Given task:
Revise the records below by replacing every occurrence of "comment-text-line" with "body-text-line", leaving everything else unchanged.

Task inputs:
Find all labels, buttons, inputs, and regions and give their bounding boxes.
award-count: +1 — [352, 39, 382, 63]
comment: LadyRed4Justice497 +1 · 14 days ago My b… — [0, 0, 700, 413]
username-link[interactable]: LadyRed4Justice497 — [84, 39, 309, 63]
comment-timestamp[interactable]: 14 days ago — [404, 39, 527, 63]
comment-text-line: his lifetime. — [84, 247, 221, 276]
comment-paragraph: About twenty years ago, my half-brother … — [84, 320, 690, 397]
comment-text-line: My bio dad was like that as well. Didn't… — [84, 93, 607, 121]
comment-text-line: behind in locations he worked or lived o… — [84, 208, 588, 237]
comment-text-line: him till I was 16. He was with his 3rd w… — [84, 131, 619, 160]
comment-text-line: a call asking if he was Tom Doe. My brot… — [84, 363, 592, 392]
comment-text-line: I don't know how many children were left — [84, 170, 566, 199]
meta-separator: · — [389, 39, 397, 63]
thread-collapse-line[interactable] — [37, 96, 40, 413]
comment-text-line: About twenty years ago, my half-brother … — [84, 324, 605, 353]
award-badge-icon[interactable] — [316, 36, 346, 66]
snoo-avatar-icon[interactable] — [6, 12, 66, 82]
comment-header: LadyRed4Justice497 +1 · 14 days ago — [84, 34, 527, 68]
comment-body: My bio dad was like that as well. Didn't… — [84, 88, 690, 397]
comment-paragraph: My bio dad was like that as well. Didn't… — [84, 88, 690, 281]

Result for this task:
Find all labels, buttons, inputs, and regions and give their bounding boxes.
award-count: +1 — [352, 39, 382, 63]
comment: LadyRed4Justice497 +1 · 14 days ago My b… — [0, 0, 700, 413]
username-link[interactable]: LadyRed4Justice497 — [84, 39, 309, 63]
comment-timestamp[interactable]: 14 days ago — [404, 39, 527, 63]
body-text-line: his lifetime. — [84, 247, 221, 276]
comment-paragraph: About twenty years ago, my half-brother … — [84, 320, 690, 397]
body-text-line: My bio dad was like that as well. Didn't… — [84, 93, 607, 121]
body-text-line: behind in locations he worked or lived o… — [84, 208, 588, 237]
body-text-line: him till I was 16. He was with his 3rd w… — [84, 131, 619, 160]
body-text-line: a call asking if he was Tom Doe. My brot… — [84, 363, 592, 392]
body-text-line: I don't know how many children were left — [84, 170, 566, 199]
meta-separator: · — [389, 39, 397, 63]
thread-collapse-line[interactable] — [37, 96, 40, 413]
body-text-line: About twenty years ago, my half-brother … — [84, 324, 605, 353]
award-badge-icon[interactable] — [316, 36, 346, 66]
snoo-avatar-icon[interactable] — [6, 12, 66, 82]
comment-header: LadyRed4Justice497 +1 · 14 days ago — [84, 34, 527, 68]
comment-body: My bio dad was like that as well. Didn't… — [84, 88, 690, 397]
comment-paragraph: My bio dad was like that as well. Didn't… — [84, 88, 690, 281]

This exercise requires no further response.